#### Given instruction:
Locate the word "density" in the entries below, then gather every line that holds it.

#### Data in this exercise:

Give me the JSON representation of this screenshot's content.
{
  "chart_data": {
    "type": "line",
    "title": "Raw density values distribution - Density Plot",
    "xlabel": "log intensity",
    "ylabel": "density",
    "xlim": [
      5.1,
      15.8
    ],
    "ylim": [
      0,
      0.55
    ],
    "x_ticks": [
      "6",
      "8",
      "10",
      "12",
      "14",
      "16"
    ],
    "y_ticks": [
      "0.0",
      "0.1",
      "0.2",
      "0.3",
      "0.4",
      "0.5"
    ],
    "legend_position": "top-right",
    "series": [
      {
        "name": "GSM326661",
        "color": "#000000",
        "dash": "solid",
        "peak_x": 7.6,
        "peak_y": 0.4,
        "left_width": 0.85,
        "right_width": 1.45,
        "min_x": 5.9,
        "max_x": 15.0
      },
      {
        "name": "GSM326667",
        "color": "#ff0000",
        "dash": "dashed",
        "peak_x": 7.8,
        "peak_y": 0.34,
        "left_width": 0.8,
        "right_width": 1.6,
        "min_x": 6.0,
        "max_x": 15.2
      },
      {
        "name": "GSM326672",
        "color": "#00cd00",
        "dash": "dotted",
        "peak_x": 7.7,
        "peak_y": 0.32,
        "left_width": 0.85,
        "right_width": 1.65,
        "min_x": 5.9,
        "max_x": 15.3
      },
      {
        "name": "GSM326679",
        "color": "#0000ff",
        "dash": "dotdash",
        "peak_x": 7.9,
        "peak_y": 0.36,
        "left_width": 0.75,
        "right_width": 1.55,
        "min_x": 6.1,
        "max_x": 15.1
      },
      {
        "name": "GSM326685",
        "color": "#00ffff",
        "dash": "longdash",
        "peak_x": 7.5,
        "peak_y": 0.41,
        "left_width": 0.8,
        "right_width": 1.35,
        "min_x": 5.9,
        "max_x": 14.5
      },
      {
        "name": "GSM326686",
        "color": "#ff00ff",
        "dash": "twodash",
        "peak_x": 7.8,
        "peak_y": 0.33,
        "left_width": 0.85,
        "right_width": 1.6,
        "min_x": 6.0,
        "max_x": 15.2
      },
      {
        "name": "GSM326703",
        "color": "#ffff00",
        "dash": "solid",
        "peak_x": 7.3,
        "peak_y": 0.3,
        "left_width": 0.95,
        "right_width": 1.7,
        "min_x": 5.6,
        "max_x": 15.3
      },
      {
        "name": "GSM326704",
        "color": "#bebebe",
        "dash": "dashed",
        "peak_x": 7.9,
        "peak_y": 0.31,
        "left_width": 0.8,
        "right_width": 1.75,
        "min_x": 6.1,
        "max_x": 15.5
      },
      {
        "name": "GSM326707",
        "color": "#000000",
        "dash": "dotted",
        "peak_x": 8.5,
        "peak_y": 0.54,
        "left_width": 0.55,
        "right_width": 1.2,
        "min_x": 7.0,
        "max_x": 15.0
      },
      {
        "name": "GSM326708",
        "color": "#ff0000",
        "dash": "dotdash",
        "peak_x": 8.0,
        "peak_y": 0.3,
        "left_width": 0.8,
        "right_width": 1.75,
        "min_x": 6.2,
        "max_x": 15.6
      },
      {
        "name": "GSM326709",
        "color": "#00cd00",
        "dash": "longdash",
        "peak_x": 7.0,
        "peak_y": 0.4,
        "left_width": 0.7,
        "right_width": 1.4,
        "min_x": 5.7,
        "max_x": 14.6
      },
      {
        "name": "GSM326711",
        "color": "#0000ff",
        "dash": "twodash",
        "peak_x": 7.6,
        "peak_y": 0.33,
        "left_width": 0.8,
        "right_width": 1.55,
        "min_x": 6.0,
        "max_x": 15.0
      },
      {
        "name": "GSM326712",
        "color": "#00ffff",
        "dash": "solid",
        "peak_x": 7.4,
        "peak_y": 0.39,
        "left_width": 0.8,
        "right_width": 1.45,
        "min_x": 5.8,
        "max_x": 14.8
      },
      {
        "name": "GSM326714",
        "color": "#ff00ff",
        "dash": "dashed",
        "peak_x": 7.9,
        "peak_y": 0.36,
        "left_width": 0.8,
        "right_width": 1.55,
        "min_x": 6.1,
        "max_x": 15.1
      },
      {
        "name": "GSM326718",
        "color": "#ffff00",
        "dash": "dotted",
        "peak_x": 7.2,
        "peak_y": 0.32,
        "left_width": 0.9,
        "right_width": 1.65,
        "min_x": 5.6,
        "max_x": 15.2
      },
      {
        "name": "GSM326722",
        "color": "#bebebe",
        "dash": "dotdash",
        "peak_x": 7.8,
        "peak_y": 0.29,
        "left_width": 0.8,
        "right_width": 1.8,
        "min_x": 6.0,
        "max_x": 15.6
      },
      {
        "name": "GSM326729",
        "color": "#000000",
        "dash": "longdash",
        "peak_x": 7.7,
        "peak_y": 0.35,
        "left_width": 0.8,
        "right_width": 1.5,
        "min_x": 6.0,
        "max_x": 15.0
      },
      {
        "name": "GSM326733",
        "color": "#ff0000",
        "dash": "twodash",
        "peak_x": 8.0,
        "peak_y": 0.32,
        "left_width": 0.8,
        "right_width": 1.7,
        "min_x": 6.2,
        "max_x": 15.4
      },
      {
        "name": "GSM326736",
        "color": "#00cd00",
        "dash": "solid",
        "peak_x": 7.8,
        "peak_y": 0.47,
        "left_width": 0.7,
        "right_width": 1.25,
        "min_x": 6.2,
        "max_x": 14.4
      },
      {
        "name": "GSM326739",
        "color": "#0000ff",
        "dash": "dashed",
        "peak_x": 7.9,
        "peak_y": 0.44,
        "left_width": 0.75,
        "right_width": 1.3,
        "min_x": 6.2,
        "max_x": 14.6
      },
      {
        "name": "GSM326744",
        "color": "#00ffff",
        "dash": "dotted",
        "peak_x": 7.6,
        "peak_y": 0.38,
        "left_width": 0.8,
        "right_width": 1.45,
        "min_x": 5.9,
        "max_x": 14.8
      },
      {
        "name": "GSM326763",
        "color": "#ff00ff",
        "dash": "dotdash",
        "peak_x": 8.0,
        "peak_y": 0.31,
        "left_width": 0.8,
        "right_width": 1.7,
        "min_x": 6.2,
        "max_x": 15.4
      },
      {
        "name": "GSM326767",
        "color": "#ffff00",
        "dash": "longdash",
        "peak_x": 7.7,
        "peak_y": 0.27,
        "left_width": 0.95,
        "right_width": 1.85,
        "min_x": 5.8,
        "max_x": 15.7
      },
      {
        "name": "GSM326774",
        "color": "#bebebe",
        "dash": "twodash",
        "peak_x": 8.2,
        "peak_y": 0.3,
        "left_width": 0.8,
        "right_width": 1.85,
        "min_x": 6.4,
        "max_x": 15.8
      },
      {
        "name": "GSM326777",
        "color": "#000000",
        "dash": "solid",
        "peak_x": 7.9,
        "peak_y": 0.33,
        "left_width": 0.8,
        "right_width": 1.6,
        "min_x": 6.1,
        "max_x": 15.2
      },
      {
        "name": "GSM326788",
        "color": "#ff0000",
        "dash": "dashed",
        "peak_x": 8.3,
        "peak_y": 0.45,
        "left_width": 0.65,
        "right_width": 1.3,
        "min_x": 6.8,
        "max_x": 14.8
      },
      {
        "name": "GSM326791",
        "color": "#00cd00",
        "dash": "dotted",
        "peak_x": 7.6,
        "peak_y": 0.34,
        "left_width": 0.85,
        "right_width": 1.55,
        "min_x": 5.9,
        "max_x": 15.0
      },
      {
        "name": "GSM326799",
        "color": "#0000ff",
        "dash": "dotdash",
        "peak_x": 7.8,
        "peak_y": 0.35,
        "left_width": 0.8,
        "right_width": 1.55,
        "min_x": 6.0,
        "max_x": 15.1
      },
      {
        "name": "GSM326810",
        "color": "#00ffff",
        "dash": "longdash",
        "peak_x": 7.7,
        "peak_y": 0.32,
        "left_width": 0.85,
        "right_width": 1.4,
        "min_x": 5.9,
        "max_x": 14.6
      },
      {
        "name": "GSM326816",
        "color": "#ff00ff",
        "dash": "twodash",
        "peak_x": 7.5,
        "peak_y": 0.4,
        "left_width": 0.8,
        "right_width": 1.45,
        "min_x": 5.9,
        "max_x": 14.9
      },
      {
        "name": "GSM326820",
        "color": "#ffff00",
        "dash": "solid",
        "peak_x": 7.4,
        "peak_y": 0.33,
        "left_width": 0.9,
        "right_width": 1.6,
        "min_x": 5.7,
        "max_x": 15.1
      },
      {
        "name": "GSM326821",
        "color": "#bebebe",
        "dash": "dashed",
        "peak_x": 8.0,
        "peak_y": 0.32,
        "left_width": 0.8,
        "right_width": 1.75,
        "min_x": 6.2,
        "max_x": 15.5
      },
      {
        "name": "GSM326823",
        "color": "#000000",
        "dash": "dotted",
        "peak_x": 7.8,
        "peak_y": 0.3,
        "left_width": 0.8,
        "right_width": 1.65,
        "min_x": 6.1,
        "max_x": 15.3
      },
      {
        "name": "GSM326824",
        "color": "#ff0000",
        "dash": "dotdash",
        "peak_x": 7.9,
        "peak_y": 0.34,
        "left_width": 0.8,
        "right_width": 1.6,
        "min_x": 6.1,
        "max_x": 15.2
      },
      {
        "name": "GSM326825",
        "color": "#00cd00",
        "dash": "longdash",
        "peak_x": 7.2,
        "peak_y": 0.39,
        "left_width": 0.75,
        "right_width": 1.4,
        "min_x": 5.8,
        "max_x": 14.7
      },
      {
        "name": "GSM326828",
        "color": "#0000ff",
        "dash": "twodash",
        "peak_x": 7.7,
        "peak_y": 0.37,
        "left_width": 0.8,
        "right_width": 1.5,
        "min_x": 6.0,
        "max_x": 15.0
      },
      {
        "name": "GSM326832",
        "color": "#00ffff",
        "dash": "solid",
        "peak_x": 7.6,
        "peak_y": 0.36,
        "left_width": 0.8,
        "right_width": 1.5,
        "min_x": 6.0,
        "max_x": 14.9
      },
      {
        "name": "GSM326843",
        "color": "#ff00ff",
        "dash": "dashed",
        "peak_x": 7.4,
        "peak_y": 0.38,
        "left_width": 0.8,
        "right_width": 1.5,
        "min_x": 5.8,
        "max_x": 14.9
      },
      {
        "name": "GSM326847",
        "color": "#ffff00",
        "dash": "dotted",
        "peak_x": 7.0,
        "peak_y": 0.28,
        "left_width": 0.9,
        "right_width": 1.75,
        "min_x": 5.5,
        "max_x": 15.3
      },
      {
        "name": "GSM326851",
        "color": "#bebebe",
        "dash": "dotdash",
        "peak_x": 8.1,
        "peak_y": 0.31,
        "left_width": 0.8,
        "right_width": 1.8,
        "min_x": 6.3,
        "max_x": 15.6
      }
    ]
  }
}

#### Result below:
    "title": "Raw density values distribution - Density Plot",
    "ylabel": "density",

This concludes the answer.